EXERCISE GOAL: Check the listing below for lines with the word "Enriched" and say how many there are, with nothing but the number.

[Opening GIVEN RECORDS section]

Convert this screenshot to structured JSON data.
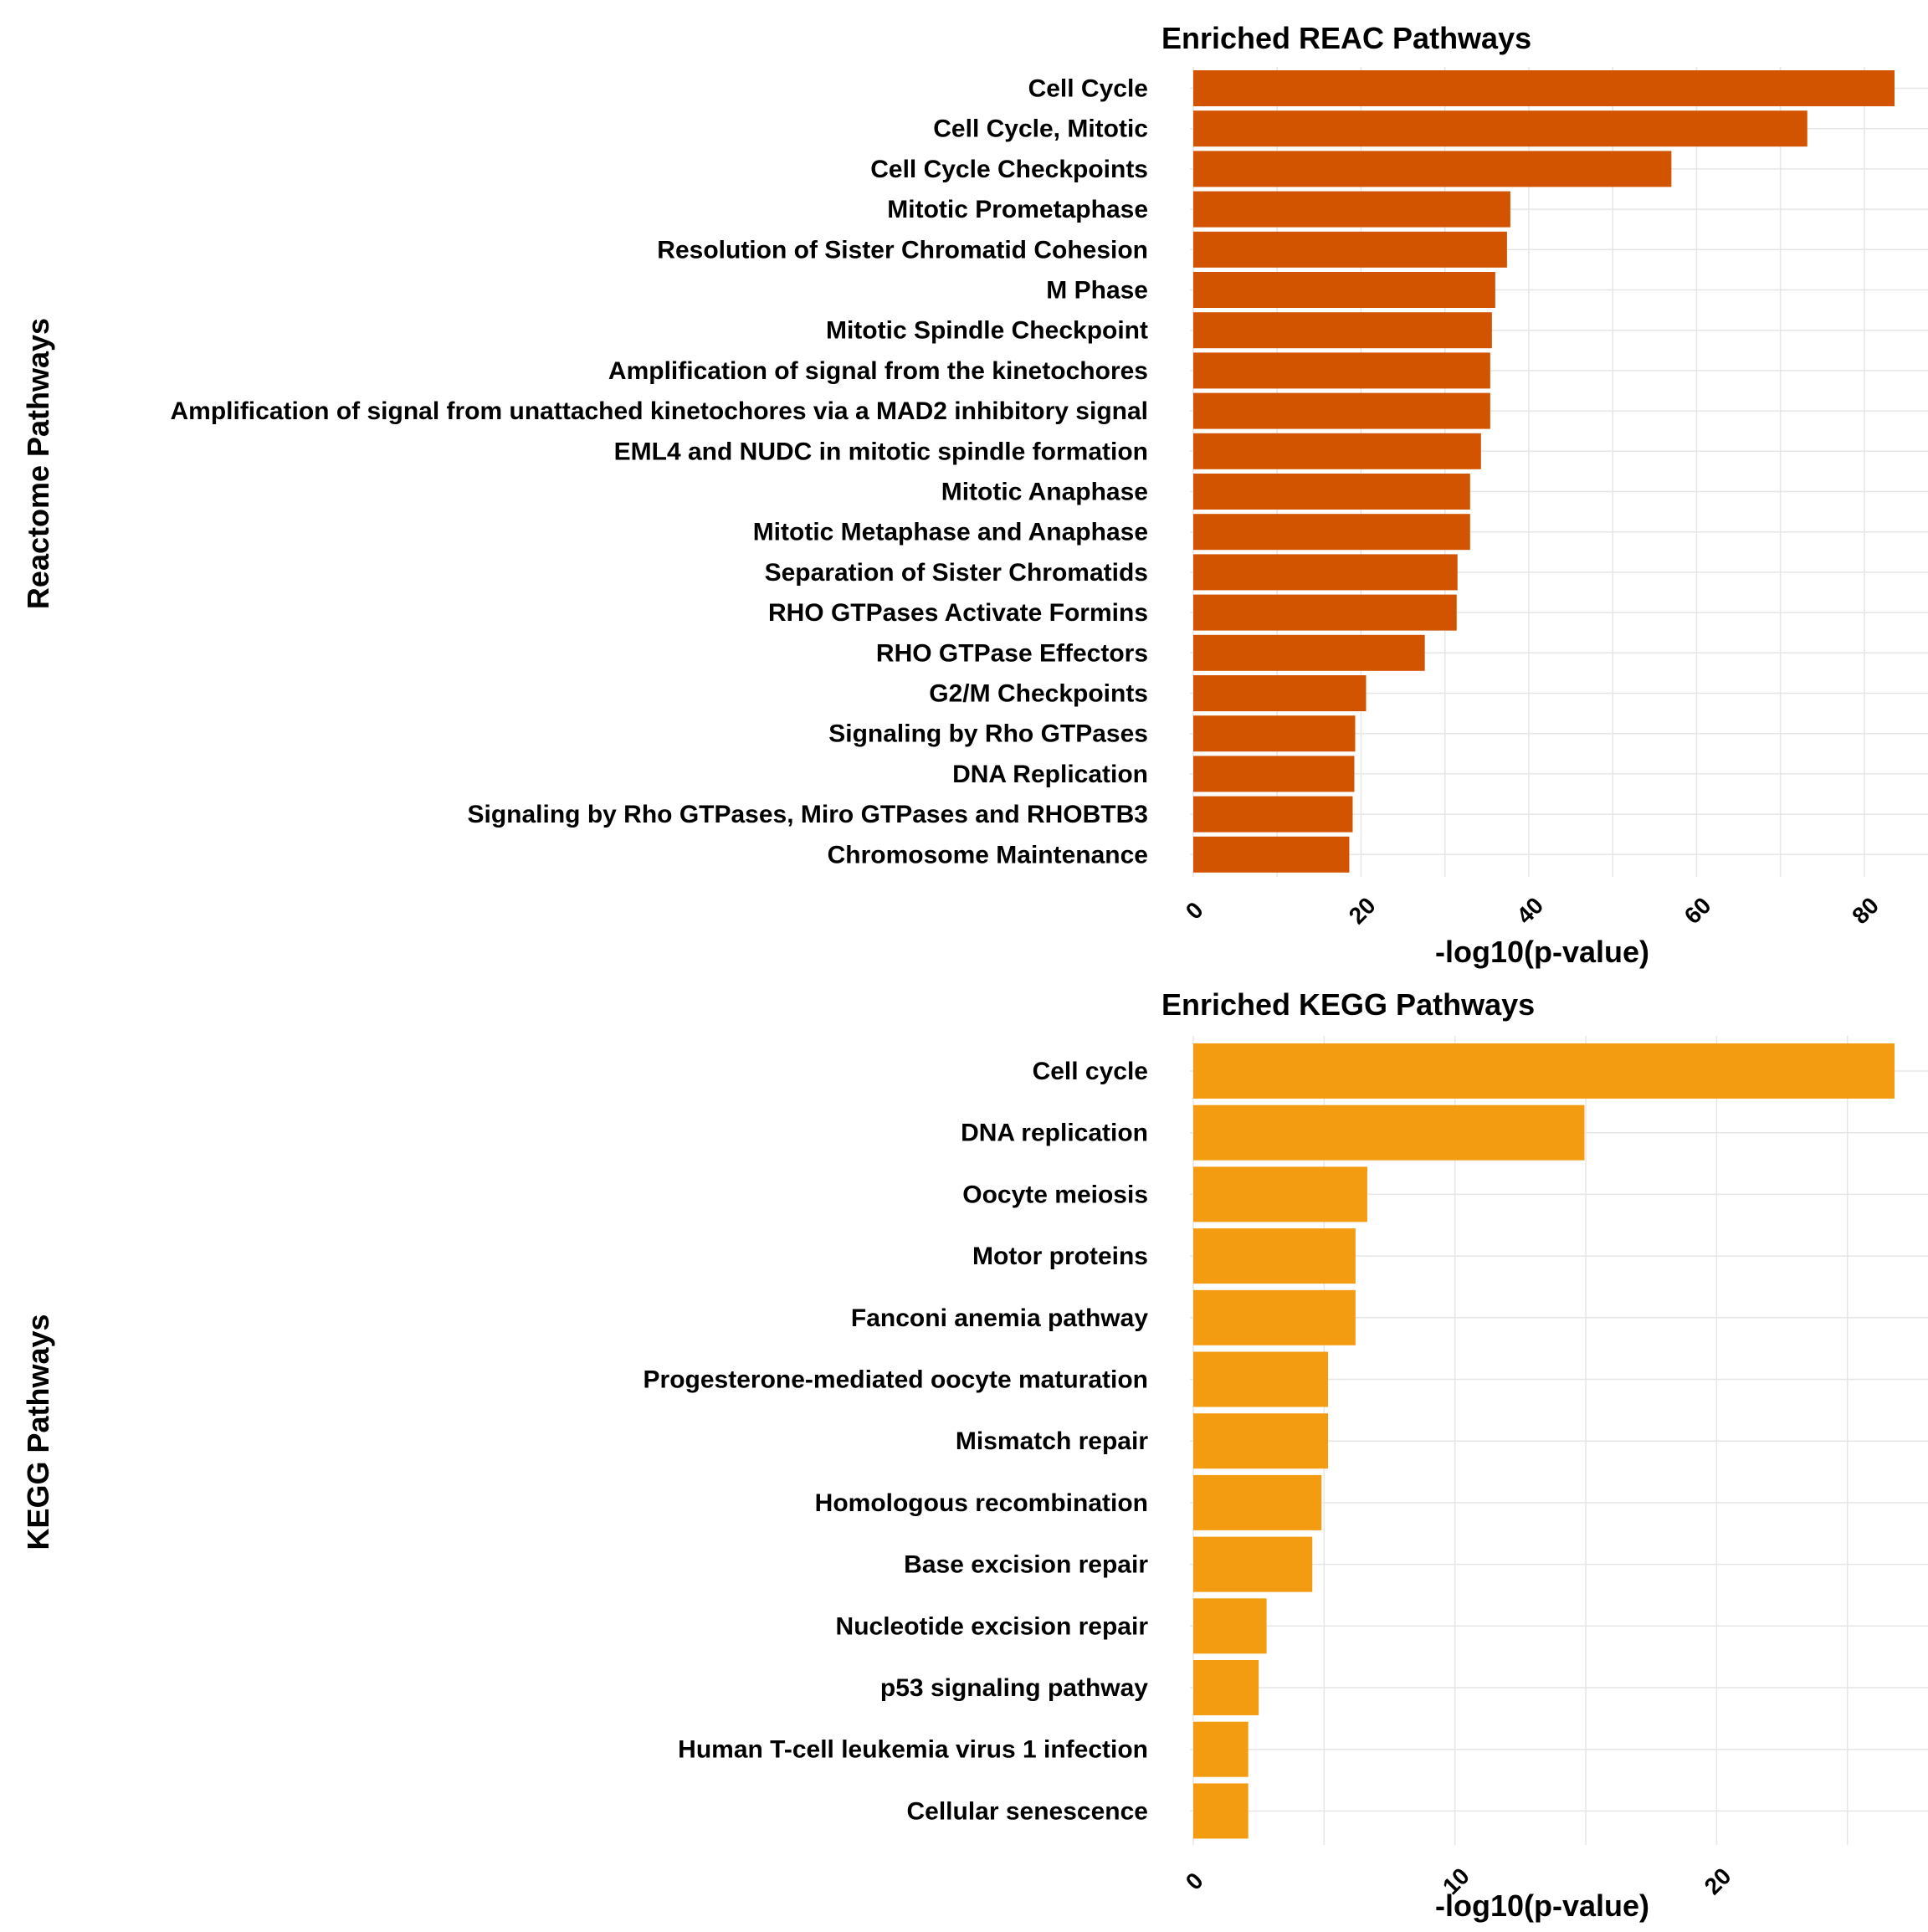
{
  "chart_data": [
    {
      "type": "bar",
      "orientation": "horizontal",
      "title": "Enriched REAC Pathways",
      "xlabel": "-log10(p-value)",
      "ylabel": "Reactome Pathways",
      "color": "#D35400",
      "xlim": [
        0,
        88
      ],
      "ticks": [
        0,
        20,
        40,
        60,
        80
      ],
      "tick_labels": [
        "0",
        "20",
        "40",
        "60",
        "80"
      ],
      "grid": true,
      "categories": [
        "Cell Cycle",
        "Cell Cycle, Mitotic",
        "Cell Cycle Checkpoints",
        "Mitotic Prometaphase",
        "Resolution of Sister Chromatid Cohesion",
        "M Phase",
        "Mitotic Spindle Checkpoint",
        "Amplification of signal from the kinetochores",
        "Amplification  of signal from unattached  kinetochores via a MAD2  inhibitory signal",
        "EML4 and NUDC in mitotic spindle formation",
        "Mitotic Anaphase",
        "Mitotic Metaphase and Anaphase",
        "Separation of Sister Chromatids",
        "RHO GTPases Activate Formins",
        "RHO GTPase Effectors",
        "G2/M Checkpoints",
        "Signaling by Rho GTPases",
        "DNA Replication",
        "Signaling by Rho GTPases, Miro GTPases and RHOBTB3",
        "Chromosome Maintenance"
      ],
      "values": [
        83.6,
        73.2,
        57.0,
        37.8,
        37.4,
        36.0,
        35.6,
        35.4,
        35.4,
        34.3,
        33.0,
        33.0,
        31.5,
        31.4,
        27.6,
        20.6,
        19.3,
        19.2,
        19.0,
        18.6
      ]
    },
    {
      "type": "bar",
      "orientation": "horizontal",
      "title": "Enriched KEGG Pathways",
      "xlabel": "-log10(p-value)",
      "ylabel": "KEGG Pathways",
      "color": "#F39C12",
      "xlim": [
        0,
        28.2
      ],
      "ticks": [
        0,
        10,
        20
      ],
      "tick_labels": [
        "0",
        "10",
        "20"
      ],
      "grid": true,
      "categories": [
        "Cell cycle",
        "DNA replication",
        "Oocyte meiosis",
        "Motor proteins",
        "Fanconi anemia pathway",
        "Progesterone-mediated oocyte maturation",
        "Mismatch repair",
        "Homologous recombination",
        "Base excision repair",
        "Nucleotide excision repair",
        "p53 signaling pathway",
        "Human T-cell leukemia virus 1 infection",
        "Cellular senescence"
      ],
      "values": [
        26.8,
        14.95,
        6.65,
        6.2,
        6.2,
        5.15,
        5.15,
        4.9,
        4.55,
        2.8,
        2.5,
        2.1,
        2.1
      ]
    }
  ]
}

[Closing GIVEN RECORDS section]

EXERCISE RESPONSE: 2